EXERCISE DIRECTIONS
Return all lines that include the string "this".

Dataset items
[Start]
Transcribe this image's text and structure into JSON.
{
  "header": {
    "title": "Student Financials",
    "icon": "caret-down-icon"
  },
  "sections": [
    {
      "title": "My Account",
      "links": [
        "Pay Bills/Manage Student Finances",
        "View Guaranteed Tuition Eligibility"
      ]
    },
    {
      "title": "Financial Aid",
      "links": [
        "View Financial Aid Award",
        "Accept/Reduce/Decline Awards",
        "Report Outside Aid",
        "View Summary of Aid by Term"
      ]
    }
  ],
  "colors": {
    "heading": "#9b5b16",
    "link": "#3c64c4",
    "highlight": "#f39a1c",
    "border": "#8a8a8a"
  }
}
[End]
[Start]
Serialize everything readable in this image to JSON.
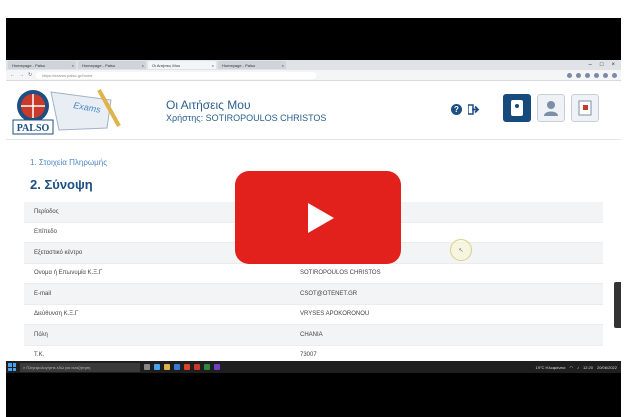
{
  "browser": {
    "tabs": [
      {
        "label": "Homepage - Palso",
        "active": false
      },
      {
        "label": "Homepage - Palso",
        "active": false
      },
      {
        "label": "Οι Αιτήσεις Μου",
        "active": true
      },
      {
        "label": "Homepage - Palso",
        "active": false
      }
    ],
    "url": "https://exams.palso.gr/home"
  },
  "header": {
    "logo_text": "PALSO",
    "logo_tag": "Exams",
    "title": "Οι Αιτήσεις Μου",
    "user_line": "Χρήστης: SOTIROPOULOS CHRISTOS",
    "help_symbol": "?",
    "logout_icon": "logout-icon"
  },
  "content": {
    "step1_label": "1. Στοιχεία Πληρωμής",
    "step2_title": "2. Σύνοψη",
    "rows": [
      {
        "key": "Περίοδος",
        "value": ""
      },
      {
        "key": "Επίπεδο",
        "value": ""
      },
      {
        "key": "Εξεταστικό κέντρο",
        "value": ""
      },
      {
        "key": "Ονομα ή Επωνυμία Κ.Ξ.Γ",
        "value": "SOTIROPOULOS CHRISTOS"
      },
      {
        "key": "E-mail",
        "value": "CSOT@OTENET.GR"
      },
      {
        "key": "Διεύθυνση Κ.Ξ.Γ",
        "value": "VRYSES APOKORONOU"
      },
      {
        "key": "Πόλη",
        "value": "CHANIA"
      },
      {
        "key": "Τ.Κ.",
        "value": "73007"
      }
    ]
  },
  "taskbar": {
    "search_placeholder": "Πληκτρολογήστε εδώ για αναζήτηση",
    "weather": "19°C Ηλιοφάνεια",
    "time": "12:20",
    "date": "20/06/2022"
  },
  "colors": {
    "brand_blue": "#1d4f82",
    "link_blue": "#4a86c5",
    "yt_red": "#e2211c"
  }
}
[End]
SOLUTION TO THE PROBLEM
Transcribe this image's text and structure into JSON.
Serialize everything readable in this image to JSON.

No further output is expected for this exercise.